* _EXERCISE GOAL_
Repeat the data verbatim.

* _MATERIAL SUPPLIED_
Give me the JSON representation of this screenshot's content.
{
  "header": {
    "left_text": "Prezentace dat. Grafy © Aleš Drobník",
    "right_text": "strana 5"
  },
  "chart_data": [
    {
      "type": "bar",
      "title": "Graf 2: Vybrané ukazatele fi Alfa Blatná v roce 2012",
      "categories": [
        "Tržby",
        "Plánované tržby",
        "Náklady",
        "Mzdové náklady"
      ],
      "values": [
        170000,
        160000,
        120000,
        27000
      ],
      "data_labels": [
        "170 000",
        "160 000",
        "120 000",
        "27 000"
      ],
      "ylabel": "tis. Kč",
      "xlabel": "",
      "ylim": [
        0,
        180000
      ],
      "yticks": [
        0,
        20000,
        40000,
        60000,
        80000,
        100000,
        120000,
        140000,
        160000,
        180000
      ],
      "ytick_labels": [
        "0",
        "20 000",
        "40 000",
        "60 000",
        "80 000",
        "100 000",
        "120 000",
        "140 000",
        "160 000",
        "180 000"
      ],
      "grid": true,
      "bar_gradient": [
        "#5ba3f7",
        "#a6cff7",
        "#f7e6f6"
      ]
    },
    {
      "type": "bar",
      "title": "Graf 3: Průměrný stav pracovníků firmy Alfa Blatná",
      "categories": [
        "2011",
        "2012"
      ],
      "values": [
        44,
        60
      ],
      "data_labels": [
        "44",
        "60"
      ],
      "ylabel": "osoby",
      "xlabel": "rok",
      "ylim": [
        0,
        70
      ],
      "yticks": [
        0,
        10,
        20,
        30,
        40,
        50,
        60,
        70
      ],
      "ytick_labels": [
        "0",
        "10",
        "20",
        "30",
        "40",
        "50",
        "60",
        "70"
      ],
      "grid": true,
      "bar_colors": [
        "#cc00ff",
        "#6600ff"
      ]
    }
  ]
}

* _ANSWER TO THIS PROBLEM_
Give me the JSON representation of this screenshot's content.
{
  "header": {
    "left_text": "Prezentace dat. Grafy © Aleš Drobník",
    "right_text": "strana 5"
  },
  "chart_data": [
    {
      "type": "bar",
      "title": "Graf 2: Vybrané ukazatele fi Alfa Blatná v roce 2012",
      "categories": [
        "Tržby",
        "Plánované tržby",
        "Náklady",
        "Mzdové náklady"
      ],
      "values": [
        170000,
        160000,
        120000,
        27000
      ],
      "data_labels": [
        "170 000",
        "160 000",
        "120 000",
        "27 000"
      ],
      "ylabel": "tis. Kč",
      "xlabel": "",
      "ylim": [
        0,
        180000
      ],
      "yticks": [
        0,
        20000,
        40000,
        60000,
        80000,
        100000,
        120000,
        140000,
        160000,
        180000
      ],
      "ytick_labels": [
        "0",
        "20 000",
        "40 000",
        "60 000",
        "80 000",
        "100 000",
        "120 000",
        "140 000",
        "160 000",
        "180 000"
      ],
      "grid": true,
      "bar_gradient": [
        "#5ba3f7",
        "#a6cff7",
        "#f7e6f6"
      ]
    },
    {
      "type": "bar",
      "title": "Graf 3: Průměrný stav pracovníků firmy Alfa Blatná",
      "categories": [
        "2011",
        "2012"
      ],
      "values": [
        44,
        60
      ],
      "data_labels": [
        "44",
        "60"
      ],
      "ylabel": "osoby",
      "xlabel": "rok",
      "ylim": [
        0,
        70
      ],
      "yticks": [
        0,
        10,
        20,
        30,
        40,
        50,
        60,
        70
      ],
      "ytick_labels": [
        "0",
        "10",
        "20",
        "30",
        "40",
        "50",
        "60",
        "70"
      ],
      "grid": true,
      "bar_colors": [
        "#cc00ff",
        "#6600ff"
      ]
    }
  ]
}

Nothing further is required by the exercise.